* START The data *

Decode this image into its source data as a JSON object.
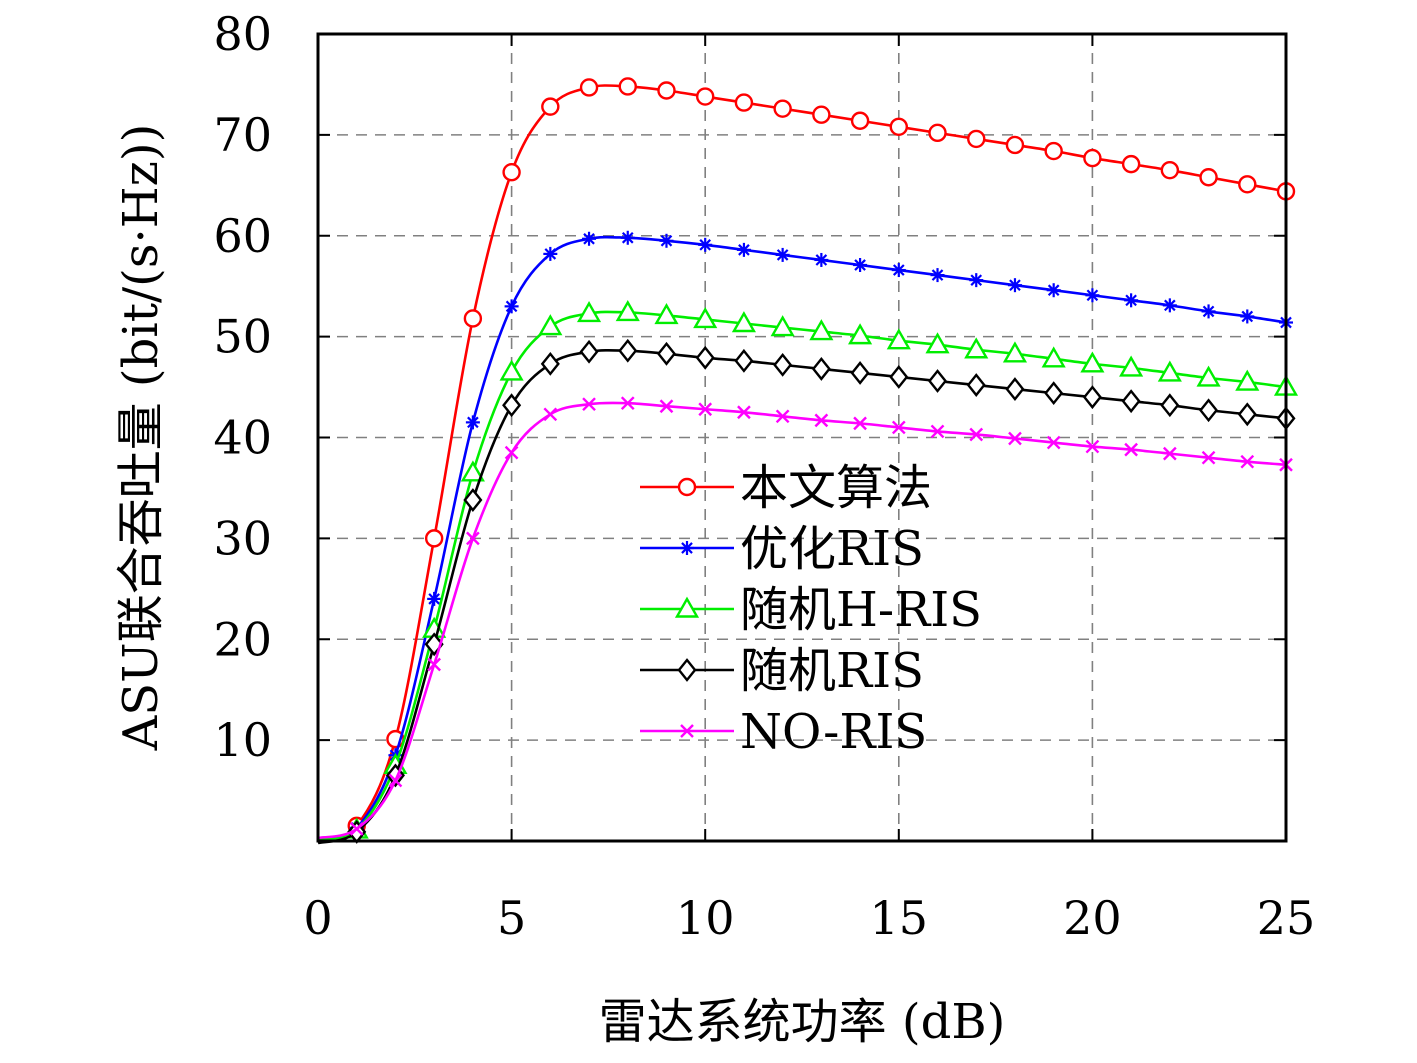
{
  "chart_data": {
    "type": "line",
    "xlabel": "雷达系统功率 (dB)",
    "ylabel": "ASU联合吞吐量 (bit/(s·Hz))",
    "xlim": [
      0,
      25
    ],
    "ylim": [
      0,
      80
    ],
    "xticks": [
      "0",
      "5",
      "10",
      "15",
      "20",
      "25"
    ],
    "yticks": [
      "10",
      "20",
      "30",
      "40",
      "50",
      "60",
      "70",
      "80"
    ],
    "grid": true,
    "legend_position": "center-right",
    "x": [
      0,
      1,
      2,
      3,
      4,
      5,
      6,
      7,
      8,
      9,
      10,
      11,
      12,
      13,
      14,
      15,
      16,
      17,
      18,
      19,
      20,
      21,
      22,
      23,
      24,
      25
    ],
    "series": [
      {
        "name": "本文算法",
        "color": "#ff0000",
        "marker": "circle",
        "values": [
          0.2,
          1.5,
          10.1,
          30.0,
          51.8,
          66.3,
          72.8,
          74.7,
          74.8,
          74.4,
          73.8,
          73.2,
          72.6,
          72.0,
          71.4,
          70.8,
          70.2,
          69.6,
          69.0,
          68.4,
          67.7,
          67.1,
          66.5,
          65.8,
          65.1,
          64.4
        ]
      },
      {
        "name": "优化RIS",
        "color": "#0000ff",
        "marker": "asterisk",
        "values": [
          0.3,
          1.3,
          8.5,
          24.0,
          41.5,
          53.0,
          58.2,
          59.7,
          59.8,
          59.5,
          59.1,
          58.6,
          58.1,
          57.6,
          57.1,
          56.6,
          56.1,
          55.6,
          55.1,
          54.6,
          54.1,
          53.6,
          53.1,
          52.5,
          52.0,
          51.4
        ]
      },
      {
        "name": "随机H-RIS",
        "color": "#00ee00",
        "marker": "triangle",
        "values": [
          0.1,
          1.1,
          7.5,
          21.0,
          36.5,
          46.5,
          51.0,
          52.3,
          52.4,
          52.1,
          51.7,
          51.3,
          50.9,
          50.5,
          50.1,
          49.6,
          49.2,
          48.7,
          48.3,
          47.8,
          47.3,
          46.9,
          46.4,
          45.9,
          45.5,
          45.0
        ]
      },
      {
        "name": "随机RIS",
        "color": "#000000",
        "marker": "diamond",
        "values": [
          -0.2,
          0.9,
          6.5,
          19.5,
          33.8,
          43.2,
          47.3,
          48.5,
          48.6,
          48.3,
          47.9,
          47.6,
          47.2,
          46.8,
          46.4,
          46.0,
          45.6,
          45.2,
          44.8,
          44.4,
          44.0,
          43.6,
          43.2,
          42.7,
          42.3,
          41.9
        ]
      },
      {
        "name": "NO-RIS",
        "color": "#ff00ff",
        "marker": "cross",
        "values": [
          0.3,
          1.2,
          6.0,
          17.5,
          30.0,
          38.5,
          42.3,
          43.3,
          43.4,
          43.1,
          42.8,
          42.5,
          42.1,
          41.7,
          41.4,
          41.0,
          40.6,
          40.3,
          39.9,
          39.5,
          39.1,
          38.8,
          38.4,
          38.0,
          37.6,
          37.3
        ]
      }
    ]
  }
}
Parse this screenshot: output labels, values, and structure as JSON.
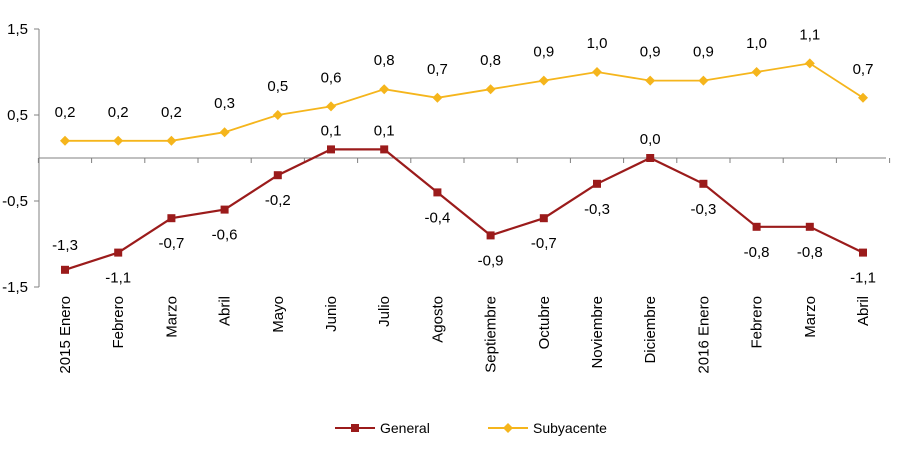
{
  "chart_data": {
    "type": "line",
    "categories": [
      "2015 Enero",
      "Febrero",
      "Marzo",
      "Abril",
      "Mayo",
      "Junio",
      "Julio",
      "Agosto",
      "Septiembre",
      "Octubre",
      "Noviembre",
      "Diciembre",
      "2016 Enero",
      "Febrero",
      "Marzo",
      "Abril"
    ],
    "series": [
      {
        "name": "General",
        "color": "#9b1b1b",
        "marker": "square",
        "values": [
          -1.3,
          -1.1,
          -0.7,
          -0.6,
          -0.2,
          0.1,
          0.1,
          -0.4,
          -0.9,
          -0.7,
          -0.3,
          0.0,
          -0.3,
          -0.8,
          -0.8,
          -1.1
        ],
        "labels": [
          "-1,3",
          "-1,1",
          "-0,7",
          "-0,6",
          "-0,2",
          "0,1",
          "0,1",
          "-0,4",
          "-0,9",
          "-0,7",
          "-0,3",
          "0,0",
          "-0,3",
          "-0,8",
          "-0,8",
          "-1,1"
        ]
      },
      {
        "name": "Subyacente",
        "color": "#f5b51c",
        "marker": "diamond",
        "values": [
          0.2,
          0.2,
          0.2,
          0.3,
          0.5,
          0.6,
          0.8,
          0.7,
          0.8,
          0.9,
          1.0,
          0.9,
          0.9,
          1.0,
          1.1,
          0.7
        ],
        "labels": [
          "0,2",
          "0,2",
          "0,2",
          "0,3",
          "0,5",
          "0,6",
          "0,8",
          "0,7",
          "0,8",
          "0,9",
          "1,0",
          "0,9",
          "0,9",
          "1,0",
          "1,1",
          "0,7"
        ]
      }
    ],
    "yticks": [
      1.5,
      0.5,
      -0.5,
      -1.5
    ],
    "ytick_labels": [
      "1,5",
      "0,5",
      "-0,5",
      "-1,5"
    ],
    "ylim": [
      -1.5,
      1.5
    ],
    "grid": false,
    "legend_position": "bottom"
  }
}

* END The data *

Leave out the pictures and copy every record above exactly.

Exercise result:
Decode this image into its source data as a JSON object.
{
  "chart_data": {
    "type": "line",
    "xlabel": "雷达系统功率 (dB)",
    "ylabel": "ASU联合吞吐量 (bit/(s·Hz))",
    "xlim": [
      0,
      25
    ],
    "ylim": [
      0,
      80
    ],
    "xticks": [
      "0",
      "5",
      "10",
      "15",
      "20",
      "25"
    ],
    "yticks": [
      "10",
      "20",
      "30",
      "40",
      "50",
      "60",
      "70",
      "80"
    ],
    "grid": true,
    "legend_position": "center-right",
    "x": [
      0,
      1,
      2,
      3,
      4,
      5,
      6,
      7,
      8,
      9,
      10,
      11,
      12,
      13,
      14,
      15,
      16,
      17,
      18,
      19,
      20,
      21,
      22,
      23,
      24,
      25
    ],
    "series": [
      {
        "name": "本文算法",
        "color": "#ff0000",
        "marker": "circle",
        "values": [
          0.2,
          1.5,
          10.1,
          30.0,
          51.8,
          66.3,
          72.8,
          74.7,
          74.8,
          74.4,
          73.8,
          73.2,
          72.6,
          72.0,
          71.4,
          70.8,
          70.2,
          69.6,
          69.0,
          68.4,
          67.7,
          67.1,
          66.5,
          65.8,
          65.1,
          64.4
        ]
      },
      {
        "name": "优化RIS",
        "color": "#0000ff",
        "marker": "asterisk",
        "values": [
          0.3,
          1.3,
          8.5,
          24.0,
          41.5,
          53.0,
          58.2,
          59.7,
          59.8,
          59.5,
          59.1,
          58.6,
          58.1,
          57.6,
          57.1,
          56.6,
          56.1,
          55.6,
          55.1,
          54.6,
          54.1,
          53.6,
          53.1,
          52.5,
          52.0,
          51.4
        ]
      },
      {
        "name": "随机H-RIS",
        "color": "#00ee00",
        "marker": "triangle",
        "values": [
          0.1,
          1.1,
          7.5,
          21.0,
          36.5,
          46.5,
          51.0,
          52.3,
          52.4,
          52.1,
          51.7,
          51.3,
          50.9,
          50.5,
          50.1,
          49.6,
          49.2,
          48.7,
          48.3,
          47.8,
          47.3,
          46.9,
          46.4,
          45.9,
          45.5,
          45.0
        ]
      },
      {
        "name": "随机RIS",
        "color": "#000000",
        "marker": "diamond",
        "values": [
          -0.2,
          0.9,
          6.5,
          19.5,
          33.8,
          43.2,
          47.3,
          48.5,
          48.6,
          48.3,
          47.9,
          47.6,
          47.2,
          46.8,
          46.4,
          46.0,
          45.6,
          45.2,
          44.8,
          44.4,
          44.0,
          43.6,
          43.2,
          42.7,
          42.3,
          41.9
        ]
      },
      {
        "name": "NO-RIS",
        "color": "#ff00ff",
        "marker": "cross",
        "values": [
          0.3,
          1.2,
          6.0,
          17.5,
          30.0,
          38.5,
          42.3,
          43.3,
          43.4,
          43.1,
          42.8,
          42.5,
          42.1,
          41.7,
          41.4,
          41.0,
          40.6,
          40.3,
          39.9,
          39.5,
          39.1,
          38.8,
          38.4,
          38.0,
          37.6,
          37.3
        ]
      }
    ]
  }
}
Parse this screenshot: output labels, values, and structure as JSON.
{
  "chart_data": {
    "type": "line",
    "categories": [
      "2015 Enero",
      "Febrero",
      "Marzo",
      "Abril",
      "Mayo",
      "Junio",
      "Julio",
      "Agosto",
      "Septiembre",
      "Octubre",
      "Noviembre",
      "Diciembre",
      "2016 Enero",
      "Febrero",
      "Marzo",
      "Abril"
    ],
    "series": [
      {
        "name": "General",
        "color": "#9b1b1b",
        "marker": "square",
        "values": [
          -1.3,
          -1.1,
          -0.7,
          -0.6,
          -0.2,
          0.1,
          0.1,
          -0.4,
          -0.9,
          -0.7,
          -0.3,
          0.0,
          -0.3,
          -0.8,
          -0.8,
          -1.1
        ],
        "labels": [
          "-1,3",
          "-1,1",
          "-0,7",
          "-0,6",
          "-0,2",
          "0,1",
          "0,1",
          "-0,4",
          "-0,9",
          "-0,7",
          "-0,3",
          "0,0",
          "-0,3",
          "-0,8",
          "-0,8",
          "-1,1"
        ]
      },
      {
        "name": "Subyacente",
        "color": "#f5b51c",
        "marker": "diamond",
        "values": [
          0.2,
          0.2,
          0.2,
          0.3,
          0.5,
          0.6,
          0.8,
          0.7,
          0.8,
          0.9,
          1.0,
          0.9,
          0.9,
          1.0,
          1.1,
          0.7
        ],
        "labels": [
          "0,2",
          "0,2",
          "0,2",
          "0,3",
          "0,5",
          "0,6",
          "0,8",
          "0,7",
          "0,8",
          "0,9",
          "1,0",
          "0,9",
          "0,9",
          "1,0",
          "1,1",
          "0,7"
        ]
      }
    ],
    "yticks": [
      1.5,
      0.5,
      -0.5,
      -1.5
    ],
    "ytick_labels": [
      "1,5",
      "0,5",
      "-0,5",
      "-1,5"
    ],
    "ylim": [
      -1.5,
      1.5
    ],
    "grid": false,
    "legend_position": "bottom"
  }
}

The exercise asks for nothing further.